Identify the lines bearing the string "plastics" and gather them.

### EXERCISE DATA
"""

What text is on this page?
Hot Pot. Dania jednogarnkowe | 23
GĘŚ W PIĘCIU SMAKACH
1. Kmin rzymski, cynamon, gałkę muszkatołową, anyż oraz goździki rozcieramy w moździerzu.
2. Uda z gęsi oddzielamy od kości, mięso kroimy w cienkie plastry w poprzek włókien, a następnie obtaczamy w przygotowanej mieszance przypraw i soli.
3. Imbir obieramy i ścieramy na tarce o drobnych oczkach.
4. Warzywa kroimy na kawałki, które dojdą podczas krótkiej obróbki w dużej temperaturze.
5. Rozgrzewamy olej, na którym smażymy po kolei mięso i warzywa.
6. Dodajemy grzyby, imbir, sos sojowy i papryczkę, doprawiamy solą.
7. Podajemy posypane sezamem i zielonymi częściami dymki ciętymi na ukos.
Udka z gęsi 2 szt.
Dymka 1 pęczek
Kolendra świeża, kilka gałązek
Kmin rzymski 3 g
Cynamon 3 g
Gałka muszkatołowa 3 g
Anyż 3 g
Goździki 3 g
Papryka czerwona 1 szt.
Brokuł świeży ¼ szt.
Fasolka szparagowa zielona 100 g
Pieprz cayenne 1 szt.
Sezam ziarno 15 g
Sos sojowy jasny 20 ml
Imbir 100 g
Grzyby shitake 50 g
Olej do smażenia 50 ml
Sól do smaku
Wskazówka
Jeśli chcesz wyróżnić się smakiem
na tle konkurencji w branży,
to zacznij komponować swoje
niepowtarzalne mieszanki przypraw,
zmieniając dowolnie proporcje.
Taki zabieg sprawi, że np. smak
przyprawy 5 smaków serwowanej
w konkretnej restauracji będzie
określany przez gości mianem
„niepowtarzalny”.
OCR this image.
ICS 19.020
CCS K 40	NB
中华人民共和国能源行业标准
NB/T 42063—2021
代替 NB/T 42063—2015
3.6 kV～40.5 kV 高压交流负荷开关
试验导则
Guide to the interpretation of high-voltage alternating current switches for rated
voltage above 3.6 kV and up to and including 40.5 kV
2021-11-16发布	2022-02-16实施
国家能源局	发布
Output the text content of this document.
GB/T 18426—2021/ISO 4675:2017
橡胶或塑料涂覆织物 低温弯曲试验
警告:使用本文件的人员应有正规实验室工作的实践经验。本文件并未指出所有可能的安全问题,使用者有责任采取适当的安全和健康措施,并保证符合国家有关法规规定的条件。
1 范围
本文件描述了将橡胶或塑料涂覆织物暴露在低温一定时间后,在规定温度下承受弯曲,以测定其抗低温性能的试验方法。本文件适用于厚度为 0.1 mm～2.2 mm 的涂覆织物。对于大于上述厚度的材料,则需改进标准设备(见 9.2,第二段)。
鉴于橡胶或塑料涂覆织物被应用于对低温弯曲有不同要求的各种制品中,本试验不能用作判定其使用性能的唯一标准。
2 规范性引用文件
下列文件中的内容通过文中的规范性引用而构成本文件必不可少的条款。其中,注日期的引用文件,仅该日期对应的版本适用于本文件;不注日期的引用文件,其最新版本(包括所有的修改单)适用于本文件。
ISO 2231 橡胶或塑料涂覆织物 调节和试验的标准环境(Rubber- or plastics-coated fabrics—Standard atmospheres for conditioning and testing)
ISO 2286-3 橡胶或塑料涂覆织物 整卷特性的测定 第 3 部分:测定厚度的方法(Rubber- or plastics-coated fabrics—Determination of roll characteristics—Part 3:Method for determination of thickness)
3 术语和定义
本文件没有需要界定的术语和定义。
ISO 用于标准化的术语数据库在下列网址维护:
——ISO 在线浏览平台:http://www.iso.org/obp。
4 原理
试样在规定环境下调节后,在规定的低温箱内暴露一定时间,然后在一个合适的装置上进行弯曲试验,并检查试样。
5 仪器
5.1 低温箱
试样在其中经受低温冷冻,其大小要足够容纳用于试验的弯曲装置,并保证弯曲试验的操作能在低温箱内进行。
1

"""

### SOLUTION TO THE EXERCISE
ISO 2231 橡胶或塑料涂覆织物 调节和试验的标准环境(Rubber- or plastics-coated fabrics—Standard atmospheres for conditioning and testing)
ISO 2286-3 橡胶或塑料涂覆织物 整卷特性的测定 第 3 部分:测定厚度的方法(Rubber- or plastics-coated fabrics—Determination of roll characteristics—Part 3:Method for determination of thickness)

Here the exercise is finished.